--- begin Extract provided ---

Tactile patterns have been developed and validated, using Soldiers in static postures and dynamic movements [11, 12]. These patterns were intended to be salient (e.g., easy to perceive and interpret). Figures 3 and 4 shows how characteristics of two tactions, “threat ahead” and “NBC detected”, were programmed, using the EAI taction Creator editor. Tactors 1-8 were EMR while tactors 9-16 were C-3.

Fig. 3.
figure 3

“Threat ahead” taction: 100–200 ms pulses moving form the back and ending on a large area on the front torso, activating one EMR (tactor 1) and several C-3 tactors.

Fig. 4.
figure 4

“NBC detected” taction: 250 ms pulses on diagonal C-3 tactors emulating the hand signal for this command.

4 Experiment Design

Two equivalent 900 m routes were developed, comprising 3 major waypoints, each indicating the end of a navigation leg. Each Soldier navigated these routes twice: once with the tactile system turned off (i.e., Visual condition) and once with the tactile system turn on (i.e., Tactile/Visual condition). Experiment conditions were counterbalanced for order and for navigation course.

During the first navigation leg, each Soldier navigated while also receiving incoming alerts. During the second leg, each Soldier navigated while avoiding exclusion areas. During the third leg, each Soldier navigated while receiving incoming alerts and searching for silhouette targets (Fig. 5).

Fig. 5.
figure 5

Photograph of course A with navigation path and exclusion zones (shaded red area) (Color figure online).

5 Results

Data were collected on thirty-six Soldiers who volunteered to perform in this experiment-based evaluation during night operations.

Results showed that missions performed with the tactile system turned on were associated with significant (p < 0.05) differences with regard to reduced mission times (35.61 min tactors off vs. 28.05 min tactors on) (Fig. 6).

Fig. 6.
figure 6

Mean time to navigate complete course. Error bars represent 95 % confidence interval

Table 2 provides the means and SD for the times (min) associated with each leg, by condition. The Visual condition was associated with slower times, for each leg.

Table 2. Mean time and standard deviation to complete each leg by condition

Differences in navigation times were more pronounced for leg 2 (navigation with exclusion area) and leg 3 (navigation with alerts and target detection), indicating that the contribution of the tactile system was more pronounced when attention demands on the Soldier are higher. In leg 1, the route was more linear and the terrain not as challenging; thus, the need for rerouting was potentially lower.

The total distance walked by each Soldier was significantly shorter when Soldiers used the tactile system, indicating that the use of the Tactile/Visual system decreased the navigation path each Soldier walked to complete the course. The navigational cues felt by the Soldier around their torso allowed Soldiers to route plan and move more directly to the next waypoint leading to shorter distances between waypoints. Results by leg were similar to that of navigation time: Soldiers were significantly aided by the tactile system for legs two and three, where there were greater demands for attention (e.g., rerouting, target detection).

--- end Extract provided ---
--- begin Records ---

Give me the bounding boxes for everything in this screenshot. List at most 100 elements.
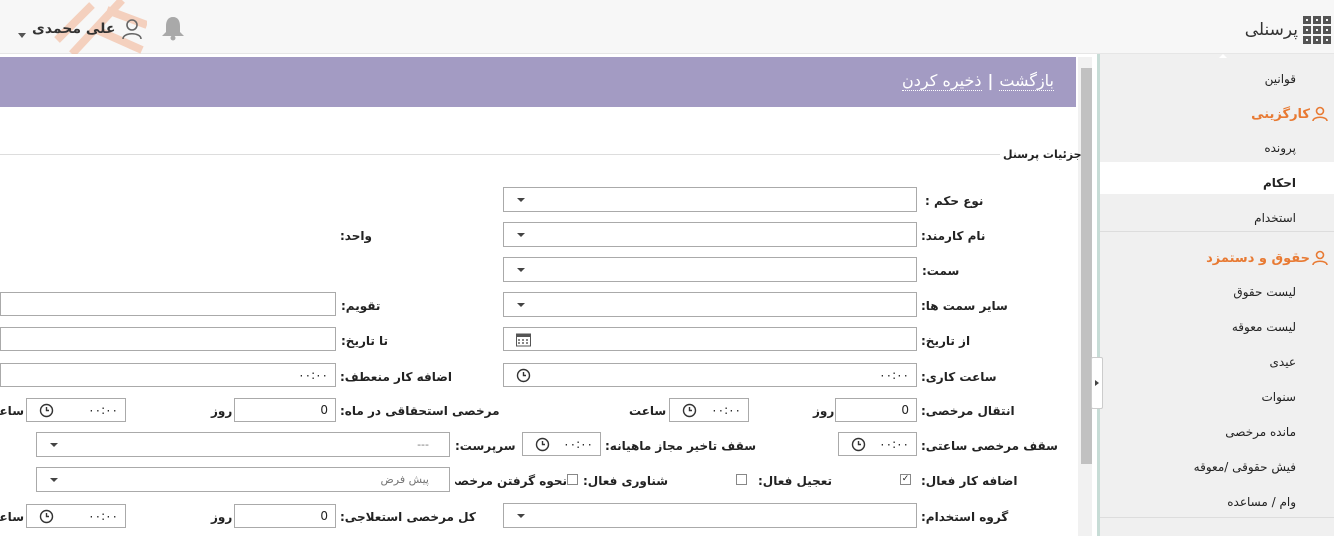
- chevron-down-icon: [18, 32, 26, 38]
- other-positions-label: سایر سمت ها:: [921, 299, 1008, 313]
- calendar-input[interactable]: [0, 292, 336, 316]
- supervisor-label: سرپرست:: [455, 439, 516, 453]
- clock-icon[interactable]: [682, 403, 697, 418]
- to-date-label: تا تاریخ:: [341, 334, 389, 348]
- sidebar: قوانین کارگزینی پرونده احکام استخدام حقو…: [1097, 54, 1334, 536]
- chevron-down-icon: [517, 268, 525, 272]
- sidebar-group-hr[interactable]: کارگزینی: [1251, 106, 1328, 122]
- total-emergency-leave-label: کل مرخصی استعلاجی:: [340, 510, 476, 524]
- unit-label: واحد:: [340, 229, 372, 243]
- user-icon: [1312, 106, 1328, 122]
- clock-icon[interactable]: [851, 437, 866, 452]
- hourly-leave-cap-input[interactable]: ۰۰:۰۰: [838, 432, 917, 456]
- clock-icon[interactable]: [39, 403, 54, 418]
- chevron-down-icon: [517, 303, 525, 307]
- rush-active-checkbox[interactable]: [736, 474, 747, 485]
- from-date-label: از تاریخ:: [921, 334, 971, 348]
- rush-active-label: تعجیل فعال:: [758, 474, 833, 488]
- sidebar-toggle-button[interactable]: [1091, 357, 1103, 409]
- position-select[interactable]: [503, 257, 917, 282]
- overtime-active-checkbox[interactable]: ✓: [900, 474, 911, 485]
- flex-overtime-input[interactable]: ۰۰:۰۰: [0, 363, 336, 387]
- leave-transfer-hours-input[interactable]: ۰۰:۰۰: [669, 398, 749, 422]
- sidebar-group-payroll[interactable]: حقوق و دستمزد: [1206, 250, 1328, 266]
- sidebar-active-bg: [1100, 162, 1334, 194]
- clock-icon[interactable]: [516, 368, 531, 383]
- sidebar-item-rules[interactable]: قوانین: [1265, 72, 1296, 86]
- leave-transfer-label: انتقال مرخصی:: [921, 404, 1015, 418]
- app-title: پرسنلی: [1244, 20, 1298, 40]
- sidebar-group-hr-label: کارگزینی: [1251, 106, 1310, 122]
- sidebar-item-loan[interactable]: وام / مساعده: [1227, 495, 1296, 509]
- monthly-delay-cap-label: سقف تاخیر مجاز ماهیانه:: [605, 439, 757, 453]
- chevron-down-icon: [517, 198, 525, 202]
- monthly-delay-cap-value: ۰۰:۰۰: [563, 437, 593, 451]
- flex-overtime-label: اضافه کار منعطف:: [340, 370, 452, 384]
- grid-icon[interactable]: [1303, 16, 1331, 44]
- employee-name-label: نام کارمند:: [921, 229, 986, 243]
- day-unit-label: روز: [211, 404, 233, 418]
- hour-unit-label: ساعت: [0, 404, 24, 418]
- clock-icon[interactable]: [535, 437, 550, 452]
- clock-icon[interactable]: [39, 509, 54, 524]
- user-icon: [122, 19, 143, 40]
- sidebar-item-arrears-list[interactable]: لیست معوقه: [1232, 320, 1296, 334]
- leave-transfer-days-value: 0: [901, 403, 909, 417]
- floating-active-checkbox[interactable]: [567, 474, 578, 485]
- sidebar-divider: [1100, 231, 1334, 232]
- to-date-input[interactable]: [0, 327, 336, 351]
- sidebar-item-salary-list[interactable]: لیست حقوق: [1233, 285, 1296, 299]
- leave-method-select[interactable]: پیش فرض: [36, 467, 450, 492]
- section-title: جزئیات پرسنل: [1003, 148, 1082, 161]
- supervisor-value: ---: [417, 438, 429, 451]
- back-button[interactable]: بازگشت: [999, 71, 1054, 91]
- calendar-icon[interactable]: [516, 332, 531, 347]
- header-separator: |: [987, 71, 994, 90]
- monthly-leave-hours-value: ۰۰:۰۰: [88, 403, 118, 417]
- chevron-down-icon: [50, 478, 58, 482]
- day-unit-label: روز: [813, 404, 835, 418]
- work-hours-input[interactable]: ۰۰:۰۰: [503, 363, 917, 387]
- floating-active-label: شناوری فعال:: [583, 474, 669, 488]
- leave-method-value: پیش فرض: [380, 473, 429, 486]
- leave-transfer-days-input[interactable]: 0: [835, 398, 917, 422]
- decree-type-select[interactable]: [503, 187, 917, 212]
- bell-icon[interactable]: [160, 15, 186, 41]
- header-actions: ذخیره کردن | بازگشت: [902, 71, 1054, 91]
- supervisor-select[interactable]: ---: [36, 432, 450, 457]
- chevron-down-icon: [50, 443, 58, 447]
- chevron-down-icon: [517, 514, 525, 518]
- user-menu[interactable]: علی محمدی: [18, 18, 143, 40]
- total-emergency-leave-days-value: 0: [320, 509, 328, 523]
- from-date-input[interactable]: [503, 327, 917, 351]
- position-label: سمت:: [922, 264, 960, 278]
- sidebar-item-decrees[interactable]: احکام: [1263, 176, 1296, 190]
- decree-type-label: نوع حکم :: [925, 194, 984, 208]
- hour-unit-label: ساعت: [0, 510, 24, 524]
- sidebar-pointer: [1219, 54, 1227, 58]
- leave-transfer-hours-value: ۰۰:۰۰: [711, 403, 741, 417]
- total-emergency-leave-hours-input[interactable]: ۰۰:۰۰: [26, 504, 126, 528]
- action-header: ذخیره کردن | بازگشت: [0, 57, 1076, 107]
- monthly-delay-cap-input[interactable]: ۰۰:۰۰: [522, 432, 601, 456]
- sidebar-item-bonus[interactable]: عیدی: [1270, 355, 1296, 369]
- leave-method-label: نحوه گرفتن مرخصی :: [455, 474, 567, 488]
- work-hours-value: ۰۰:۰۰: [879, 368, 909, 382]
- hiring-group-select[interactable]: [503, 503, 917, 528]
- top-bar: علی محمدی پرسنلی: [0, 0, 1334, 54]
- sidebar-item-leave-balance[interactable]: مانده مرخصی: [1225, 425, 1296, 439]
- calendar-label: تقویم:: [341, 299, 381, 313]
- employee-name-select[interactable]: [503, 222, 917, 247]
- total-emergency-leave-hours-value: ۰۰:۰۰: [88, 509, 118, 523]
- other-positions-select[interactable]: [503, 292, 917, 317]
- sidebar-item-years[interactable]: سنوات: [1261, 390, 1296, 404]
- save-button[interactable]: ذخیره کردن: [902, 71, 982, 91]
- total-emergency-leave-days-input[interactable]: 0: [234, 504, 336, 528]
- user-name: علی محمدی: [32, 21, 116, 37]
- monthly-leave-days-input[interactable]: 0: [234, 398, 336, 422]
- sidebar-item-payslip[interactable]: فیش حقوقی /معوقه: [1194, 460, 1296, 474]
- monthly-leave-hours-input[interactable]: ۰۰:۰۰: [26, 398, 126, 422]
- sidebar-item-file[interactable]: پرونده: [1264, 141, 1296, 155]
- hourly-leave-cap-value: ۰۰:۰۰: [879, 437, 909, 451]
- sidebar-item-hiring[interactable]: استخدام: [1254, 211, 1296, 225]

--- end Records ---

_Aim of the task_: Copy everything in the tactile navigation study from "4 Experiment Design" down to "silhouette targets (Fig. 5).".

_Solution to this task_:
4 Experiment Design

Two equivalent 900 m routes were developed, comprising 3 major waypoints, each indicating the end of a navigation leg. Each Soldier navigated these routes twice: once with the tactile system turned off (i.e., Visual condition) and once with the tactile system turn on (i.e., Tactile/Visual condition). Experiment conditions were counterbalanced for order and for navigation course.

During the first navigation leg, each Soldier navigated while also receiving incoming alerts. During the second leg, each Soldier navigated while avoiding exclusion areas. During the third leg, each Soldier navigated while receiving incoming alerts and searching for silhouette targets (Fig. 5).